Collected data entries
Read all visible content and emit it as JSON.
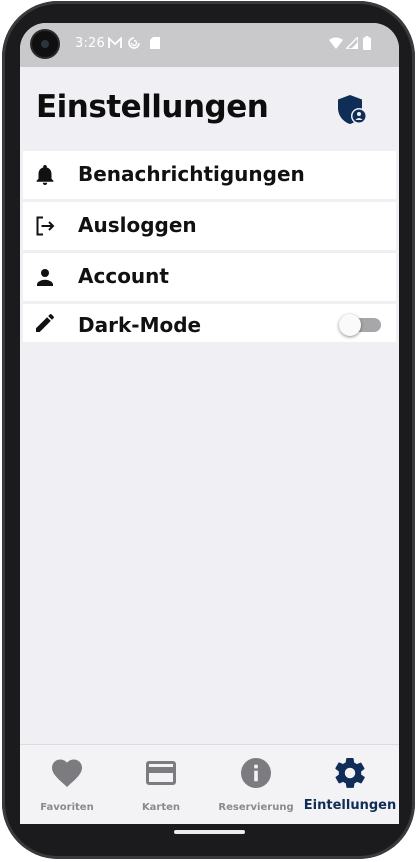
{
  "status_bar": {
    "time": "3:26"
  },
  "header": {
    "title": "Einstellungen"
  },
  "settings": {
    "items": [
      {
        "label": "Benachrichtigungen",
        "icon": "bell-icon"
      },
      {
        "label": "Ausloggen",
        "icon": "logout-icon"
      },
      {
        "label": "Account",
        "icon": "person-icon"
      },
      {
        "label": "Dark-Mode",
        "icon": "pencil-icon",
        "toggle_on": false
      }
    ]
  },
  "bottom_nav": {
    "items": [
      {
        "label": "Favoriten",
        "icon": "heart-icon",
        "active": false
      },
      {
        "label": "Karten",
        "icon": "card-icon",
        "active": false
      },
      {
        "label": "Reservierung",
        "icon": "info-icon",
        "active": false
      },
      {
        "label": "Eintellungen",
        "icon": "gear-icon",
        "active": true
      }
    ]
  },
  "colors": {
    "accent": "#0f2d57",
    "background": "#f0f0f4",
    "inactive": "#8a8a8d"
  }
}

## [What to produce]
From the records above, copy every line that holds the word "label".

## [Response below]
        "label": "Benachrichtigungen",
        "label": "Ausloggen",
        "label": "Account",
        "label": "Dark-Mode",
        "label": "Favoriten",
        "label": "Karten",
        "label": "Reservierung",
        "label": "Eintellungen",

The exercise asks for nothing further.